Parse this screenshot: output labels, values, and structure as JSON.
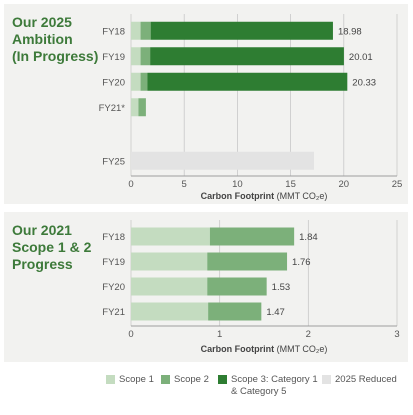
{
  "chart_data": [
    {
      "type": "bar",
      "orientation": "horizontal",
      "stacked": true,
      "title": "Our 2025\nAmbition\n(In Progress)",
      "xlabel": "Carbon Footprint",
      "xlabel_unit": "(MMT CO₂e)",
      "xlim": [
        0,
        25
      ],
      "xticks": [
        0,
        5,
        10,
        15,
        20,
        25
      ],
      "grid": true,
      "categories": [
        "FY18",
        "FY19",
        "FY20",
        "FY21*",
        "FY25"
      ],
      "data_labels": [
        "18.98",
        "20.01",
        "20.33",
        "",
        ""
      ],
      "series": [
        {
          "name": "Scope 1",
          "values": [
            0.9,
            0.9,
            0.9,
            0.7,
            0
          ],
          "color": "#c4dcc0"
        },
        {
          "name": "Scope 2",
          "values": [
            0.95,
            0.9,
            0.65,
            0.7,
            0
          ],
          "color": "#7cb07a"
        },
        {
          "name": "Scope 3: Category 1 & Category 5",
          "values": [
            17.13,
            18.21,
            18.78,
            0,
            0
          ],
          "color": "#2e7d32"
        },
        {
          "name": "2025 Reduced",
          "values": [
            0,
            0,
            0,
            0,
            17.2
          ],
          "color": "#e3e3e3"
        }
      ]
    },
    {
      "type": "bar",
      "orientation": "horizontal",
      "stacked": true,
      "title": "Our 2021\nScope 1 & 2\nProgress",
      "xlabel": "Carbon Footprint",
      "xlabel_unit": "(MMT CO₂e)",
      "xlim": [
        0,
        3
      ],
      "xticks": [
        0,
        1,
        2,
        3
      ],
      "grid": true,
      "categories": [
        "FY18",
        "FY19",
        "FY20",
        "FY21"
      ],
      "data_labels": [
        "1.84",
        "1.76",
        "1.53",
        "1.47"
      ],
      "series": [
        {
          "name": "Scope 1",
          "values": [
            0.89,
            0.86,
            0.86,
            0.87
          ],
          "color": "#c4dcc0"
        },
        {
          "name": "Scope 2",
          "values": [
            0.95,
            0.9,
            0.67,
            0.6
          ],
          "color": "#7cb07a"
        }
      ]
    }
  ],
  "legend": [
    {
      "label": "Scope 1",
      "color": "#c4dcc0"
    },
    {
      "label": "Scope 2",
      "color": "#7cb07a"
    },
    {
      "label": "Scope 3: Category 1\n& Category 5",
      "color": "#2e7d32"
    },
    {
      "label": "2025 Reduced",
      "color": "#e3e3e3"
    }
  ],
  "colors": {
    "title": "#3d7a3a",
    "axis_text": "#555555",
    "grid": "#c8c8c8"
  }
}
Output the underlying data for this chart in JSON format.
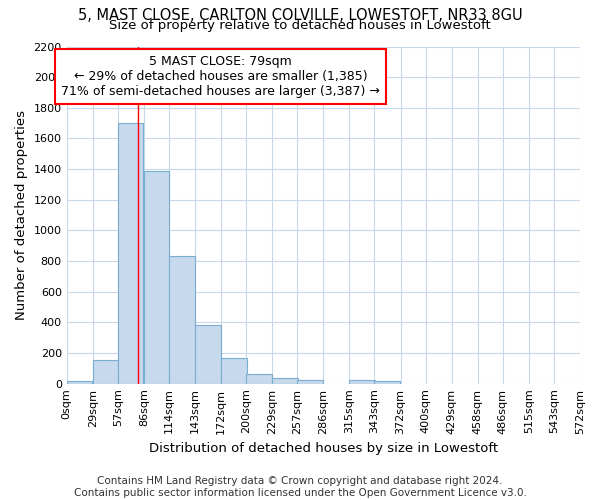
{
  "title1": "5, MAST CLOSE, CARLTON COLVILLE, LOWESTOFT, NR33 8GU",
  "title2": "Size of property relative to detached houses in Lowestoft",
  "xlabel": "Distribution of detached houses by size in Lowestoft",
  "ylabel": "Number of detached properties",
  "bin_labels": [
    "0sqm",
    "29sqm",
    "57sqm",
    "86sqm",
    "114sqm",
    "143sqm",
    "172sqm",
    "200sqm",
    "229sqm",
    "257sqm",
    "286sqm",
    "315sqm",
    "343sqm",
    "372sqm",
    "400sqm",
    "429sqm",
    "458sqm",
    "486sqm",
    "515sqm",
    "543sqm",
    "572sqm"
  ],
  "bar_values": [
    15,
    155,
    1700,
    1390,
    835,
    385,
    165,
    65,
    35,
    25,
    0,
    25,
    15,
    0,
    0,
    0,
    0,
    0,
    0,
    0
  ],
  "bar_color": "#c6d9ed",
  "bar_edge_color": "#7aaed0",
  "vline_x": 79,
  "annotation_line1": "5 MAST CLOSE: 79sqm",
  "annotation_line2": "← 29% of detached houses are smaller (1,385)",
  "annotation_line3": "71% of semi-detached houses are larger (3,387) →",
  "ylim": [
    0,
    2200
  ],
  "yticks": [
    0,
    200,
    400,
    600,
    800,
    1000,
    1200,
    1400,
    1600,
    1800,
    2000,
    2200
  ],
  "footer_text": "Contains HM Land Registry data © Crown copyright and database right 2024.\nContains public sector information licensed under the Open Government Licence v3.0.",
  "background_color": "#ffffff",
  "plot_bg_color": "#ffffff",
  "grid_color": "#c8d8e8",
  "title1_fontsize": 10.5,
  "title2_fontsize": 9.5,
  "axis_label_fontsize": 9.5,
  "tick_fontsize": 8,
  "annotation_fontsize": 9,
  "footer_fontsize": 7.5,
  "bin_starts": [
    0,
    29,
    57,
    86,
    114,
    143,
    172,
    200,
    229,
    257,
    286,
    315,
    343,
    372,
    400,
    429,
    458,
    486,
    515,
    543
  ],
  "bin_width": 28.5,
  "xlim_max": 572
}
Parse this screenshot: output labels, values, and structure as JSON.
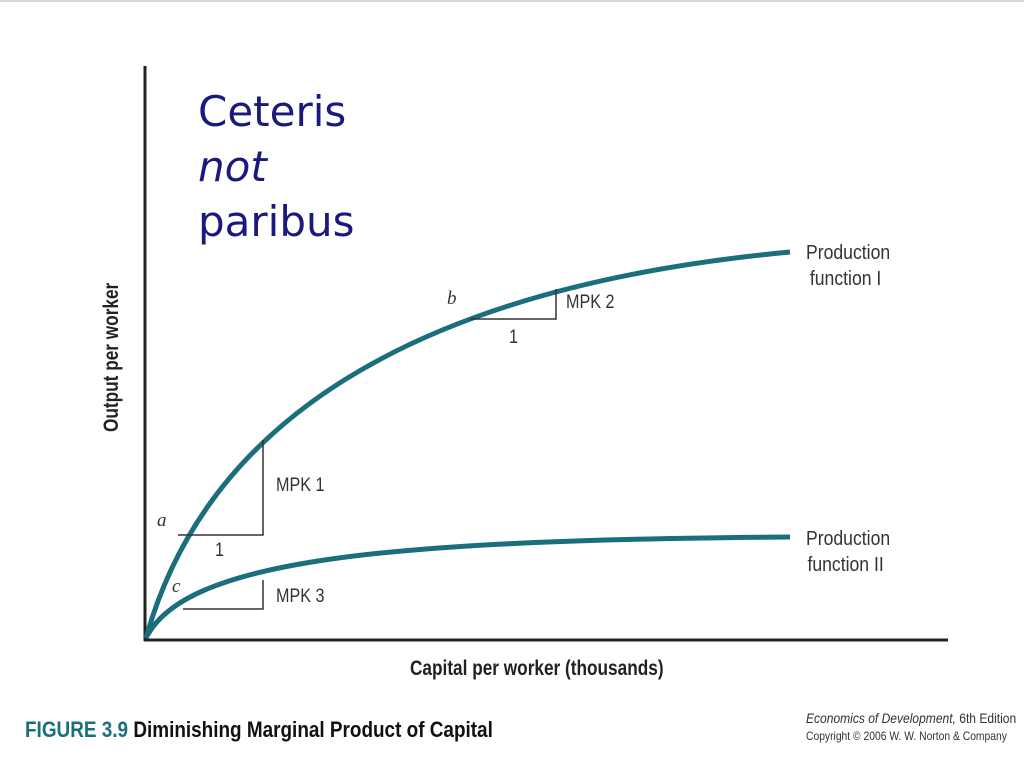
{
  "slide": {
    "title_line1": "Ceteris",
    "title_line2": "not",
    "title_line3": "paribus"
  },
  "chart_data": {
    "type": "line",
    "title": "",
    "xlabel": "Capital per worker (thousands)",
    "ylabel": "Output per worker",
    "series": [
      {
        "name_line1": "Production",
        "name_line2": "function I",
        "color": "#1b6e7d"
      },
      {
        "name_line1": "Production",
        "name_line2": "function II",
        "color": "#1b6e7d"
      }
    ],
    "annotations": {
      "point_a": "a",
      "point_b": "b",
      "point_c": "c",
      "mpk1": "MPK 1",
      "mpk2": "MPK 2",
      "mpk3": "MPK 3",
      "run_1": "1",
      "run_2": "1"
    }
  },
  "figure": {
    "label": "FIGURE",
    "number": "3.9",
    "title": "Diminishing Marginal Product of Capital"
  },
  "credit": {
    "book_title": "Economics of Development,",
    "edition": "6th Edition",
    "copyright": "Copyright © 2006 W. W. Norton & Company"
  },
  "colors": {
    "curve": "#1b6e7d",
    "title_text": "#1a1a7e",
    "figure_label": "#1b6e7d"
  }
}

━━━━

YOUR INSTRUCTIONS:
Scan the material above. Copy each line that holds the word "Reduced".

OUTPUT FOR THIS EXERCISE:
          "name": "2025 Reduced",
      "label": "2025 Reduced",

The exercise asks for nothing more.